● Written instruction
Isolate every line in the data with the string "América" and copy it.

##############################

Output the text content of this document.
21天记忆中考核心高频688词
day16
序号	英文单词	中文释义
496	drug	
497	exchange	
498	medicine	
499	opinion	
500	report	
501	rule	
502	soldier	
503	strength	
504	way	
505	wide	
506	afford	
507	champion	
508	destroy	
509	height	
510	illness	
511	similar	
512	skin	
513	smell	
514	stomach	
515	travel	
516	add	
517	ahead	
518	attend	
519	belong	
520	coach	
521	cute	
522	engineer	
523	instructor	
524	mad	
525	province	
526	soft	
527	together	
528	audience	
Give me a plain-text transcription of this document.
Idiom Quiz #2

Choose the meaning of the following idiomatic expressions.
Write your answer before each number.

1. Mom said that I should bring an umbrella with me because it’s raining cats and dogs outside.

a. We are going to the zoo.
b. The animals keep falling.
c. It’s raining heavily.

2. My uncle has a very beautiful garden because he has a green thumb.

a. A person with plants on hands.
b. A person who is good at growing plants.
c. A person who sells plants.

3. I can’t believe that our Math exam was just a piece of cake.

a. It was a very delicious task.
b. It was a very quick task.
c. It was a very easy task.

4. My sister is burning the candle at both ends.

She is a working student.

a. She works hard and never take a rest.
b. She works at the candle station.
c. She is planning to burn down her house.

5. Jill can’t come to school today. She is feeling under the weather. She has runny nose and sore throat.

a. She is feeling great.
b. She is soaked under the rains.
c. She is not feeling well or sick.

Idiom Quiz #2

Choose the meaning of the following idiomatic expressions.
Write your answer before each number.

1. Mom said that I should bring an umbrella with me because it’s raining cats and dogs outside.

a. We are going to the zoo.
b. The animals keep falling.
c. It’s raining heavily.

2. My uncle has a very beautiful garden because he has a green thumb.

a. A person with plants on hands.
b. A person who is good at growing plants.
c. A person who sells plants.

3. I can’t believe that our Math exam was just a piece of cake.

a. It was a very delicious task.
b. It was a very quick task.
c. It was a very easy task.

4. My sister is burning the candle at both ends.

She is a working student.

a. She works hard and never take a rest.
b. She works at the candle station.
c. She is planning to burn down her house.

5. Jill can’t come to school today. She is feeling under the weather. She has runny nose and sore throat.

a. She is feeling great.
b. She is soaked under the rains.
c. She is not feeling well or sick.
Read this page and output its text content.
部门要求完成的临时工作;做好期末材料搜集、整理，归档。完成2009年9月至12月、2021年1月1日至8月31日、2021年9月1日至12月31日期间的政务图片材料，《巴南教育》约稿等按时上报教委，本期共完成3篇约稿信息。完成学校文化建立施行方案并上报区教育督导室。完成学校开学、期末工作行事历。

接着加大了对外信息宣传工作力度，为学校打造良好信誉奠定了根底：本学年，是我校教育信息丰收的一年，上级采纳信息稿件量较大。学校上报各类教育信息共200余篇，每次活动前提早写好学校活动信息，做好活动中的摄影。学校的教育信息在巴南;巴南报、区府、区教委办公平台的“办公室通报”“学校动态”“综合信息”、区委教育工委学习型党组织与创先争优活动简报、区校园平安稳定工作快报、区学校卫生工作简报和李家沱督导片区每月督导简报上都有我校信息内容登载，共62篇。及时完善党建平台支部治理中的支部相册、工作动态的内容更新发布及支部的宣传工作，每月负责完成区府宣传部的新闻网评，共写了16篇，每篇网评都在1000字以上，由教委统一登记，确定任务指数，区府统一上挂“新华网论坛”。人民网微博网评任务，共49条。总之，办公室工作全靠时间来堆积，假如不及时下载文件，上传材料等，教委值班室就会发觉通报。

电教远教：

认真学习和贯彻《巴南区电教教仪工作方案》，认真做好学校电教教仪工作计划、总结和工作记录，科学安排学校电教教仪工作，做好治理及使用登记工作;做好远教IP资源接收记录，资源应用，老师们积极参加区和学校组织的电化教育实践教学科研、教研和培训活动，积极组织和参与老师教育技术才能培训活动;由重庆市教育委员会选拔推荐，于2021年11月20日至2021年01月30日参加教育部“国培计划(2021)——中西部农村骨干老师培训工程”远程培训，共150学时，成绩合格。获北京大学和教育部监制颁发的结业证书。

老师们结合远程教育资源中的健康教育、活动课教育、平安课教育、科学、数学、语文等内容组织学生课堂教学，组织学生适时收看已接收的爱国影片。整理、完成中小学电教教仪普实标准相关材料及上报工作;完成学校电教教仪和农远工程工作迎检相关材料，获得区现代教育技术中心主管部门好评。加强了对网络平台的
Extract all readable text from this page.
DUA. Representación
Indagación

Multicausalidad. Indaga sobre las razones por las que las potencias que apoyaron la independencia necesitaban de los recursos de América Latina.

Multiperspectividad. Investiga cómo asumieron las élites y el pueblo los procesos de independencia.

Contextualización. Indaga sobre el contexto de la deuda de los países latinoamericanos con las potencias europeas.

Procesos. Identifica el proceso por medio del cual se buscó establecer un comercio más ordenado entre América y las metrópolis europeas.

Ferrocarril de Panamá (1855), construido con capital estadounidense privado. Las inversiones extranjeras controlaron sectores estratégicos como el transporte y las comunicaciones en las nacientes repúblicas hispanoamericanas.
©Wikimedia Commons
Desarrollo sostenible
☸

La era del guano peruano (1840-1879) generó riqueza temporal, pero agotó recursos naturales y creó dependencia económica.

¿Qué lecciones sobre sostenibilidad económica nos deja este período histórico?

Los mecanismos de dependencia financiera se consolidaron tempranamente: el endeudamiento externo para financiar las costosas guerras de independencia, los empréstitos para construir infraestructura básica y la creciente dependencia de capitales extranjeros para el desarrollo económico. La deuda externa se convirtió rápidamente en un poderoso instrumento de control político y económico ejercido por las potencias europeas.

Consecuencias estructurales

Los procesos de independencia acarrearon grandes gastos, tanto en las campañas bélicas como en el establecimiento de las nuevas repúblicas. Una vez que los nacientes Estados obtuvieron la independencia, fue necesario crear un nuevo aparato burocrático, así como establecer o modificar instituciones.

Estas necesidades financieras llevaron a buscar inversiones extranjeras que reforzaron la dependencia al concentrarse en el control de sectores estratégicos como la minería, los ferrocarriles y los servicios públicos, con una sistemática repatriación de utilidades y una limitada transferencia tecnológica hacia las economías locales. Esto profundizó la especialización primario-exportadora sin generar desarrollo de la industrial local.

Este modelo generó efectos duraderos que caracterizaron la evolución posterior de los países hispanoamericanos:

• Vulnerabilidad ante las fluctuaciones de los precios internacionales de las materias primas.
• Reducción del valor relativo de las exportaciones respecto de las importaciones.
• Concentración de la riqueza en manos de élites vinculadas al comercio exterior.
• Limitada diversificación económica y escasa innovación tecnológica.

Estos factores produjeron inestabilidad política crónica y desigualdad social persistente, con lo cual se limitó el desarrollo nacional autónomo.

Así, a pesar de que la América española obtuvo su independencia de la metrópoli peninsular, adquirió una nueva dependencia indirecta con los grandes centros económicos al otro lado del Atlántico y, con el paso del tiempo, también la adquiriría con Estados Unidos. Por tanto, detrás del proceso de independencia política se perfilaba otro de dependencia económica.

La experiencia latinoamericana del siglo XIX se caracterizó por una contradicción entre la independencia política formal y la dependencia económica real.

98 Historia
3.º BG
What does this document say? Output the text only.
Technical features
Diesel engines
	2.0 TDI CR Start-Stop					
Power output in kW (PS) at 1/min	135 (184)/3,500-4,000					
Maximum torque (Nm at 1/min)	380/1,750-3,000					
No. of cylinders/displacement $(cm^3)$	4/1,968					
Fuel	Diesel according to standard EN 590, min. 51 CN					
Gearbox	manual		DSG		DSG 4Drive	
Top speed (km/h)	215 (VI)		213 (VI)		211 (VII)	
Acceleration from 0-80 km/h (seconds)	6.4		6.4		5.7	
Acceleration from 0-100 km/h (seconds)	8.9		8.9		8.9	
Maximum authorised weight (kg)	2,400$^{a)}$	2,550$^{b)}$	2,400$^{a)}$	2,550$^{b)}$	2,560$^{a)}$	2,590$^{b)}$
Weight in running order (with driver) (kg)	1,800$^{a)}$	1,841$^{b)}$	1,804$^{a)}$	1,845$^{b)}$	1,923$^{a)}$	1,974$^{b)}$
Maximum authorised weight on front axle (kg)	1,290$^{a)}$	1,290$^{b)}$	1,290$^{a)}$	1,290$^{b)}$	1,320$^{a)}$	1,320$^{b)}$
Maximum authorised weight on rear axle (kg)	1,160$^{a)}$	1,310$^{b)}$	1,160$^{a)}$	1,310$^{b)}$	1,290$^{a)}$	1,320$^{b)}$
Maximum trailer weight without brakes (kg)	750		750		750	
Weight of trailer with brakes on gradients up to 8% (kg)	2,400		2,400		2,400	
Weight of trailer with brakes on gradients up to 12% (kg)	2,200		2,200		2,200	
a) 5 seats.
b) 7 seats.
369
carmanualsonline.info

##############################

● Task response
Multicausalidad. Indaga sobre las razones por las que las potencias que apoyaron la independencia necesitaban de los recursos de América Latina.
Procesos. Identifica el proceso por medio del cual se buscó establecer un comercio más ordenado entre América y las metrópolis europeas.
Así, a pesar de que la América española obtuvo su independencia de la metrópoli peninsular, adquirió una nueva dependencia indirecta con los grandes centros económicos al otro lado del Atlántico y, con el paso del tiempo, también la adquiriría con Estados Unidos. Por tanto, detrás del proceso de independencia política se perfilaba otro de dependencia económica.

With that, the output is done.